-- start Provided information --

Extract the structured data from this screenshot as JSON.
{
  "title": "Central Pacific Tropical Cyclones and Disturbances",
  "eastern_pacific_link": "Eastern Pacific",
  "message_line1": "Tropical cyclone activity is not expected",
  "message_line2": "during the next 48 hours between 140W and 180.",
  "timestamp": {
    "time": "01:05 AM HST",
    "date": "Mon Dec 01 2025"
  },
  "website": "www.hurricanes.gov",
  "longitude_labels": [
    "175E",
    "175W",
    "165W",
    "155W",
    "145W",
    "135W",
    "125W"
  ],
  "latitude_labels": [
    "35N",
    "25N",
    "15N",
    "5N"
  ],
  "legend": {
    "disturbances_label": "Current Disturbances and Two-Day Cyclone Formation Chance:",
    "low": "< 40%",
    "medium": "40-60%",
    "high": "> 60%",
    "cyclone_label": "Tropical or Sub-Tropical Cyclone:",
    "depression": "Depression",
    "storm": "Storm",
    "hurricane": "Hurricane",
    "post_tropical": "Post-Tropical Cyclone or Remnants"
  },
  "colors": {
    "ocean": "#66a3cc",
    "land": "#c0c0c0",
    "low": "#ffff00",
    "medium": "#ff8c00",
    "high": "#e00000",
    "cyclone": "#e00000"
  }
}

-- end Provided information --
-- start Provided information --

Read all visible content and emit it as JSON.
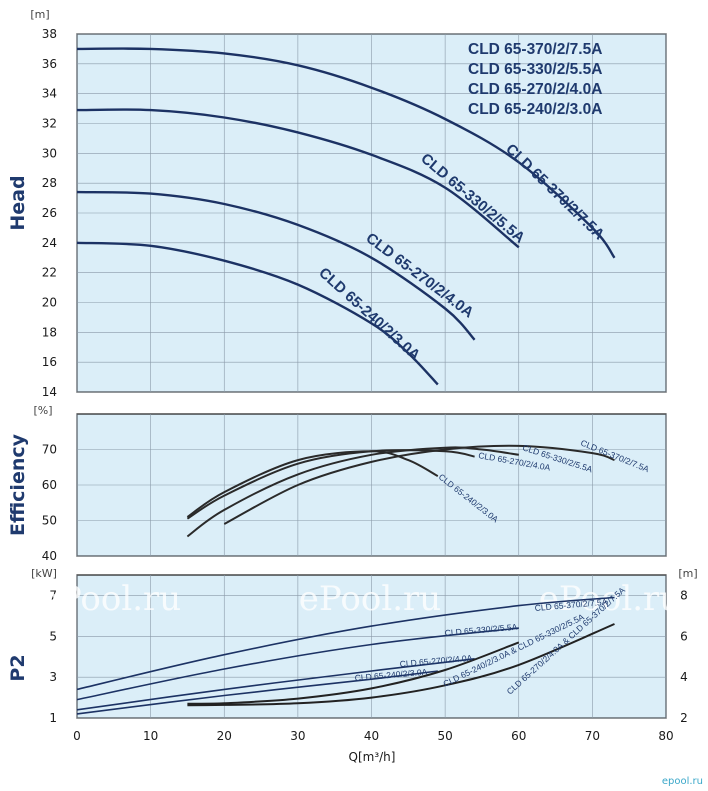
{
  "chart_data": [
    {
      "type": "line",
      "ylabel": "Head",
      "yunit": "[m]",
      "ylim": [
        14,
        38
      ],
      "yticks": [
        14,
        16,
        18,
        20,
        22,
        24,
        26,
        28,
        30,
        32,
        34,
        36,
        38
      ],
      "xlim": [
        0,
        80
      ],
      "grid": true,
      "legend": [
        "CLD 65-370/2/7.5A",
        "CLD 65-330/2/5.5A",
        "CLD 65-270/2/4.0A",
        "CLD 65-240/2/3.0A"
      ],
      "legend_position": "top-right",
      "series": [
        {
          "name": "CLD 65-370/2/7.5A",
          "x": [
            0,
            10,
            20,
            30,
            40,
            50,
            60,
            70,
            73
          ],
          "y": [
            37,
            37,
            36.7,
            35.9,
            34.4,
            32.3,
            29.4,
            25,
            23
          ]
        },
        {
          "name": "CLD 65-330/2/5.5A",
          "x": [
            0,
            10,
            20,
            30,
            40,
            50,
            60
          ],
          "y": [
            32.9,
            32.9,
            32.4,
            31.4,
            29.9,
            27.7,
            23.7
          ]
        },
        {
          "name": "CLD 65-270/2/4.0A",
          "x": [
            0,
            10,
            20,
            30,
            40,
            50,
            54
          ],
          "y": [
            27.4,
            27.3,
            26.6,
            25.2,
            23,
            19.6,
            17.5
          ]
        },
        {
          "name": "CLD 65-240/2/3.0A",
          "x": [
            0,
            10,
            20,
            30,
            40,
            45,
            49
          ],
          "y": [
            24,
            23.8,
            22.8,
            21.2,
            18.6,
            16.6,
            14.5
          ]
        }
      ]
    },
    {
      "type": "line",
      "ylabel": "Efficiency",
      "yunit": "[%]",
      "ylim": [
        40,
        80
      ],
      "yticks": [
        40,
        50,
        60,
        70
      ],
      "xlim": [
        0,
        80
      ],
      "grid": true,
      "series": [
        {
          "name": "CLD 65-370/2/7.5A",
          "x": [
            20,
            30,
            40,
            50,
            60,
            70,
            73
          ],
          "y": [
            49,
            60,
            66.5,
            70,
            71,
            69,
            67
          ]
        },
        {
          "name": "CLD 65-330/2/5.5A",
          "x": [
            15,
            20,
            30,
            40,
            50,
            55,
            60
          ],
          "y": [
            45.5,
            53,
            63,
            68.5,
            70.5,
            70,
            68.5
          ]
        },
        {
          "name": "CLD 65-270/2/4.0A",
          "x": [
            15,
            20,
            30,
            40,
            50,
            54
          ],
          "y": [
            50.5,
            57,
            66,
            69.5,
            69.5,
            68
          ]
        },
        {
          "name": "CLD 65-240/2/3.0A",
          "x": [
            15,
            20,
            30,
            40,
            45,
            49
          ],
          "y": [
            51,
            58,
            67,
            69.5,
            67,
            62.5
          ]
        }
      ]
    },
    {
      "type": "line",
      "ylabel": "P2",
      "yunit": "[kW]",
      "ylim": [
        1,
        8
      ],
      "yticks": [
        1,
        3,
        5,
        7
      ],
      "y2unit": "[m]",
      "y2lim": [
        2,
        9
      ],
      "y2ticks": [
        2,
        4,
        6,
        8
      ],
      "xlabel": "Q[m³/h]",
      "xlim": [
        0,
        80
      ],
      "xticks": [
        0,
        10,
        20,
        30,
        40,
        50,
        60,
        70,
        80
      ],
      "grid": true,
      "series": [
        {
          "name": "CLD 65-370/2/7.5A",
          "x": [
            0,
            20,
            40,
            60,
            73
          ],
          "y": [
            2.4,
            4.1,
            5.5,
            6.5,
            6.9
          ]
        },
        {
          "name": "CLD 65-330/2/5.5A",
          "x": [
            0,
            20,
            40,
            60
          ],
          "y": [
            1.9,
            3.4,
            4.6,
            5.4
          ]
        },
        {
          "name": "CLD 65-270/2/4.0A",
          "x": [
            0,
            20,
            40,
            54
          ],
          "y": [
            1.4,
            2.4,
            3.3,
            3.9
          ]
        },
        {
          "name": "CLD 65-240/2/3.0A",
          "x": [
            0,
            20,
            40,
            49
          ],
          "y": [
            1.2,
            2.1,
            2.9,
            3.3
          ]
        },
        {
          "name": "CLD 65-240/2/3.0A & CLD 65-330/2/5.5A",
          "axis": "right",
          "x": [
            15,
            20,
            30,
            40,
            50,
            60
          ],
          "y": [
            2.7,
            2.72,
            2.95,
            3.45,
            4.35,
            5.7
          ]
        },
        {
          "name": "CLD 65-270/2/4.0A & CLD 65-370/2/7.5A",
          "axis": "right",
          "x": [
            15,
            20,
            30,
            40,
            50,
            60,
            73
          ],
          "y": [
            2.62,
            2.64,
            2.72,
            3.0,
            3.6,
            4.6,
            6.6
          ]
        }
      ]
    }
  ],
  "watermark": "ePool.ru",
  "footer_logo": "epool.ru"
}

-- end Provided information --

**What you are asked to do:**
Copy every line above in which the string "Tropical" shows up.

**Answer to this task:**
  "title": "Central Pacific Tropical Cyclones and Disturbances",
  "message_line1": "Tropical cyclone activity is not expected",
    "cyclone_label": "Tropical or Sub-Tropical Cyclone:",
    "post_tropical": "Post-Tropical Cyclone or Remnants"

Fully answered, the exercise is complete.